REQUIREMENTS –
Copy every line that contains the string "直到加速度等于零为止" from the entries below.

--- begin ---

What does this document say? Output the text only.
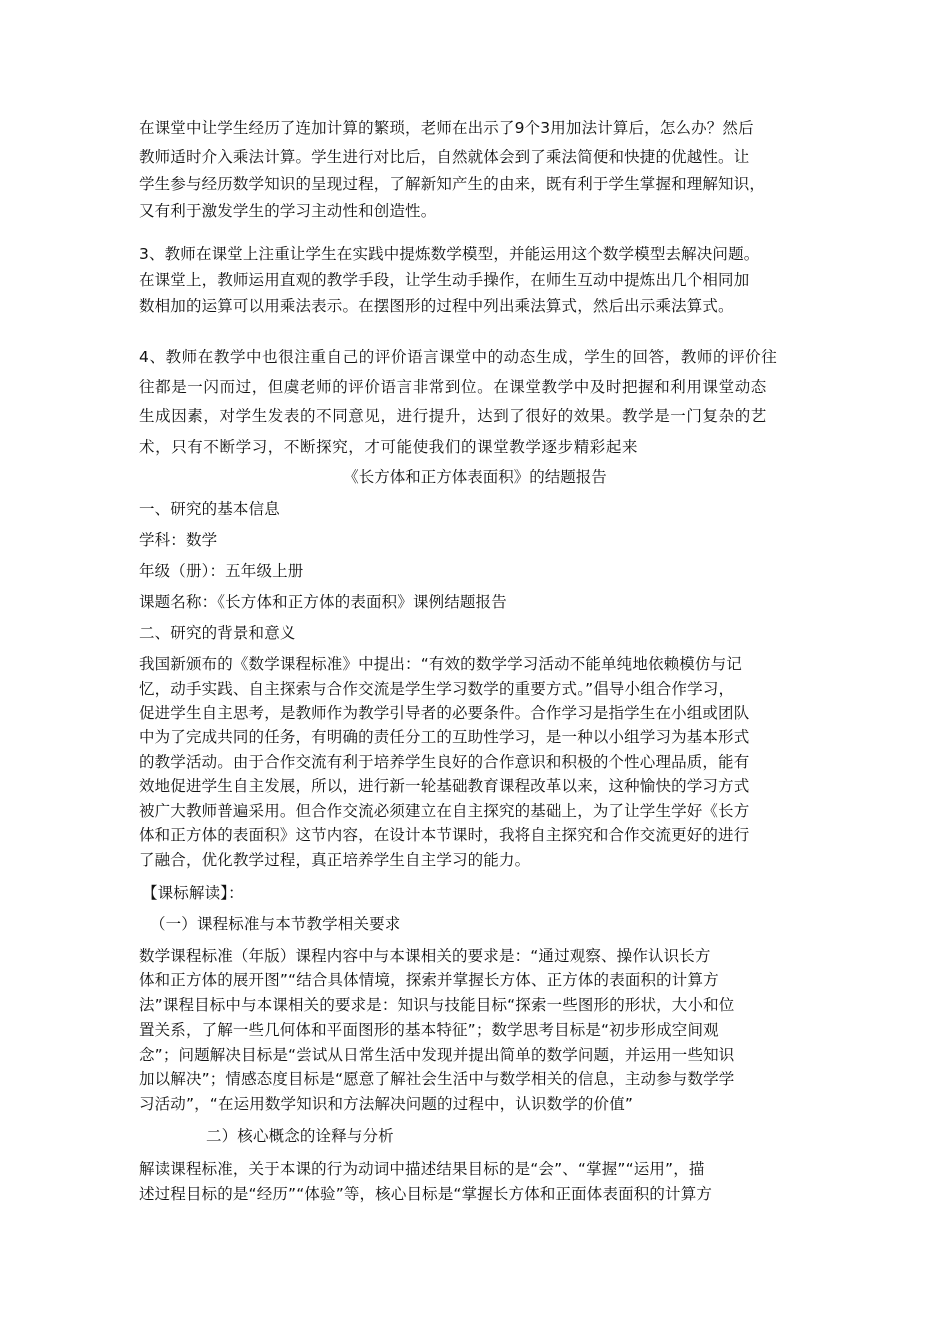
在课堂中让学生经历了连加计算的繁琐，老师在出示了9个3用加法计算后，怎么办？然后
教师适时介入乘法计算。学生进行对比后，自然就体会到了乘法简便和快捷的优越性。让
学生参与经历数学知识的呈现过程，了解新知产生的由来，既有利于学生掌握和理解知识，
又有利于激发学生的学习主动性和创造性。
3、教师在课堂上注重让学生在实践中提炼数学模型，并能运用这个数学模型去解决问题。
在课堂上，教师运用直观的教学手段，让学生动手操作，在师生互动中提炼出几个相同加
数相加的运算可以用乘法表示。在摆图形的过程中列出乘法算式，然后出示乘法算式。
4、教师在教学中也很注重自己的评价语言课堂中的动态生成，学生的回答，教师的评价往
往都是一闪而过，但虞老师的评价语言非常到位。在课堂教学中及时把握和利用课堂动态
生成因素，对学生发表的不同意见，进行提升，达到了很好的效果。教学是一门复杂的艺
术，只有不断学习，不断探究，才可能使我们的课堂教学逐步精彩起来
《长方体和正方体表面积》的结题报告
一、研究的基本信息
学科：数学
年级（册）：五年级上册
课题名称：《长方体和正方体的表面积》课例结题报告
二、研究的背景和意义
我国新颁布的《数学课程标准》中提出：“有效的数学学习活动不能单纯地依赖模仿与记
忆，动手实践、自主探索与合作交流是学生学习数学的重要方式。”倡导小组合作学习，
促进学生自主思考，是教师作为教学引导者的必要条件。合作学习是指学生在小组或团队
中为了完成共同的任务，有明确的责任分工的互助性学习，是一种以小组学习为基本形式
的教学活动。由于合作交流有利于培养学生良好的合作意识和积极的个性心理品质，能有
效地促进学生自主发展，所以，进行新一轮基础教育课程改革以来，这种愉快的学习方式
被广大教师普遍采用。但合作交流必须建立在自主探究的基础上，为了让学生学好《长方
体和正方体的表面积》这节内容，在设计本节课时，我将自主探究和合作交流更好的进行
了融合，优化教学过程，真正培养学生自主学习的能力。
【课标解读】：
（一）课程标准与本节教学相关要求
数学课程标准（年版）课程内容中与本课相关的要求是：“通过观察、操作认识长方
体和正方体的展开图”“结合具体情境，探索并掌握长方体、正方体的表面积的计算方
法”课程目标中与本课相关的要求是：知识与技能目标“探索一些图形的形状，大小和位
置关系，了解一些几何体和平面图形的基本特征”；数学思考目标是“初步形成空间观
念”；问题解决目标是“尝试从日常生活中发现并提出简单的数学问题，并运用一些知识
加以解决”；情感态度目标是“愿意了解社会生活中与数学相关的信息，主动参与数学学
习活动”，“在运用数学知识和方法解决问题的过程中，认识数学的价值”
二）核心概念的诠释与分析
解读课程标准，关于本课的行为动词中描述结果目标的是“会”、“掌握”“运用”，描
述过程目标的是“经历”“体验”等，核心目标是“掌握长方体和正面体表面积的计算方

--- end ---
--- begin ---

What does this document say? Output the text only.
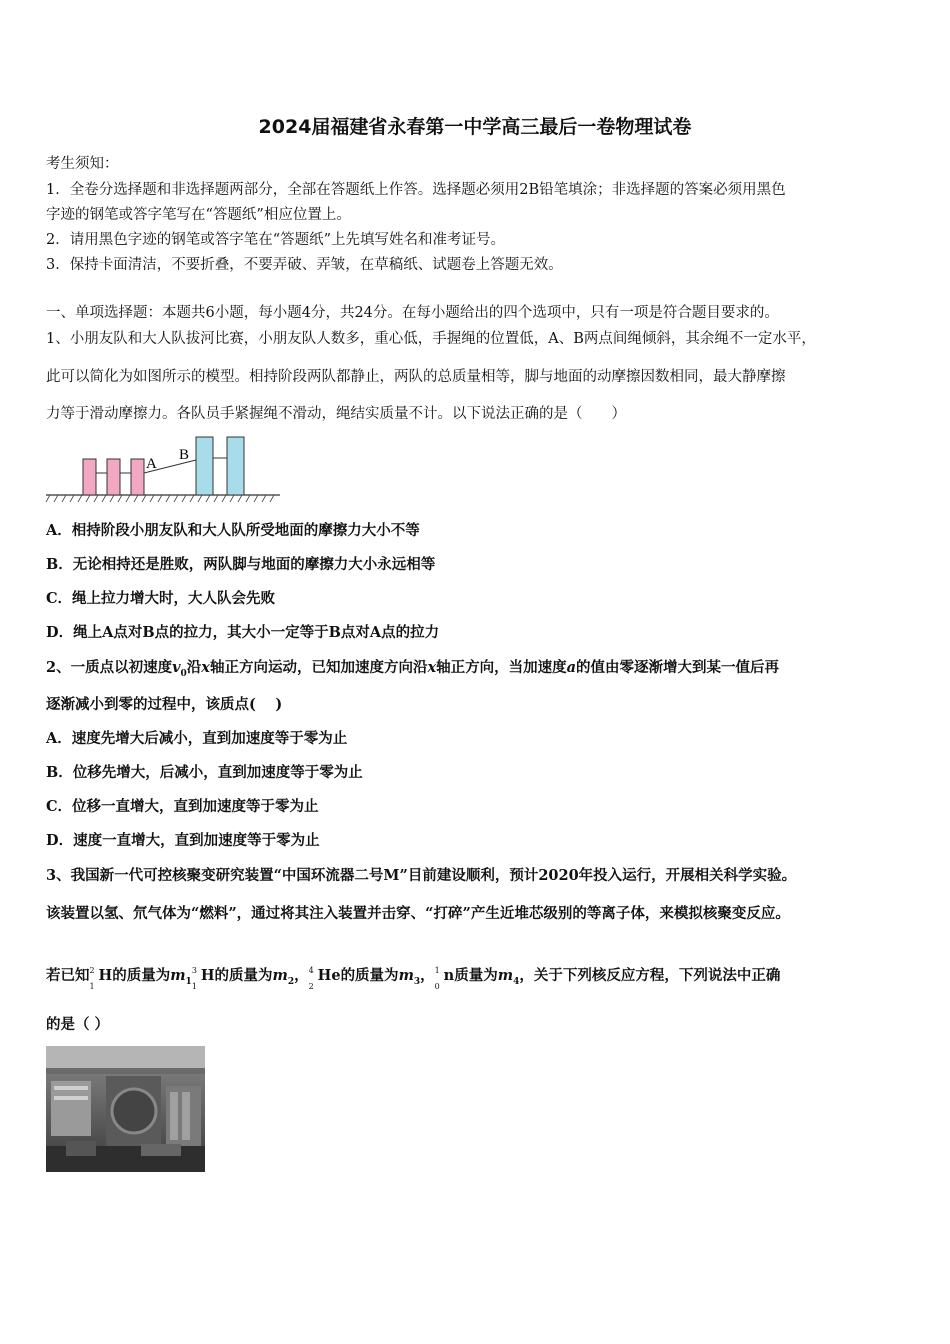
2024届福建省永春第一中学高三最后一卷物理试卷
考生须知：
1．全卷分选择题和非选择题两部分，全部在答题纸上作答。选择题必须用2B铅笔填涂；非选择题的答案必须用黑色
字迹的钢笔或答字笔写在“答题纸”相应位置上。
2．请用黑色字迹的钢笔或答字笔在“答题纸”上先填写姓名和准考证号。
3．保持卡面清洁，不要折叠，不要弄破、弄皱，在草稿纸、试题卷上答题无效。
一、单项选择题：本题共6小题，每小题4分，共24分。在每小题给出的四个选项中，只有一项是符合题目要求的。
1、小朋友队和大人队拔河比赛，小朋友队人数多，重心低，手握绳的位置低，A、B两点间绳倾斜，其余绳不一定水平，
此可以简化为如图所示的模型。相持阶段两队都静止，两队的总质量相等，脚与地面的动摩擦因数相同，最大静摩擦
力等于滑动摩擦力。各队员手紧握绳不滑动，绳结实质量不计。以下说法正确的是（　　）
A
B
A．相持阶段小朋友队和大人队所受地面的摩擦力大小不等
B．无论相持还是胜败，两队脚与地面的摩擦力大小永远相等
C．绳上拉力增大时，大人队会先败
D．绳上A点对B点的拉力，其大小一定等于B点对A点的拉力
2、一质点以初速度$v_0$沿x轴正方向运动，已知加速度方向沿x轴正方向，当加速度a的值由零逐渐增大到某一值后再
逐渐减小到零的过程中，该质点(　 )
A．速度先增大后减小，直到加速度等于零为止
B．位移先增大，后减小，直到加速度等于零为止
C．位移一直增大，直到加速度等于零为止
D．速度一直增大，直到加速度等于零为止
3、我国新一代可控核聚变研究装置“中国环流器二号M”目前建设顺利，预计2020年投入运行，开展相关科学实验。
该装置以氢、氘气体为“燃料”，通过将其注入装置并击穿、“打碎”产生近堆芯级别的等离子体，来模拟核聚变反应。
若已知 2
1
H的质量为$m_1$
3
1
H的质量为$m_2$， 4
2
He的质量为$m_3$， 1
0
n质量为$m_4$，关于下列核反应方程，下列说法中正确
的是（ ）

--- end ---

RESPONSE TO THIS EXERCISE –
A．速度先增大后减小，直到加速度等于零为止
B．位移先增大，后减小，直到加速度等于零为止
C．位移一直增大，直到加速度等于零为止
D．速度一直增大，直到加速度等于零为止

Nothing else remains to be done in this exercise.